Collected data
====

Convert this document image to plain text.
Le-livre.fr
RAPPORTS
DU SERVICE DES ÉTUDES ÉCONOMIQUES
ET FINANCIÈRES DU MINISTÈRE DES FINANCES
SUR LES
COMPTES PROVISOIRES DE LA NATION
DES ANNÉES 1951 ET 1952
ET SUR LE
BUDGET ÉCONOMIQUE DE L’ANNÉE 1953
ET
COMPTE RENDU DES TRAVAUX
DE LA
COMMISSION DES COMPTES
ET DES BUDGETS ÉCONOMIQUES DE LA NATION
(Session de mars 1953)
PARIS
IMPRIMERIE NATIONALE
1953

====

Reproduce the material in full, with no word added or dropped.

▸ Final result
Convert this document image to plain text.
Le-livre.fr
RAPPORTS
DU SERVICE DES ÉTUDES ÉCONOMIQUES
ET FINANCIÈRES DU MINISTÈRE DES FINANCES
SUR LES
COMPTES PROVISOIRES DE LA NATION
DES ANNÉES 1951 ET 1952
ET SUR LE
BUDGET ÉCONOMIQUE DE L’ANNÉE 1953
ET
COMPTE RENDU DES TRAVAUX
DE LA
COMMISSION DES COMPTES
ET DES BUDGETS ÉCONOMIQUES DE LA NATION
(Session de mars 1953)
PARIS
IMPRIMERIE NATIONALE
1953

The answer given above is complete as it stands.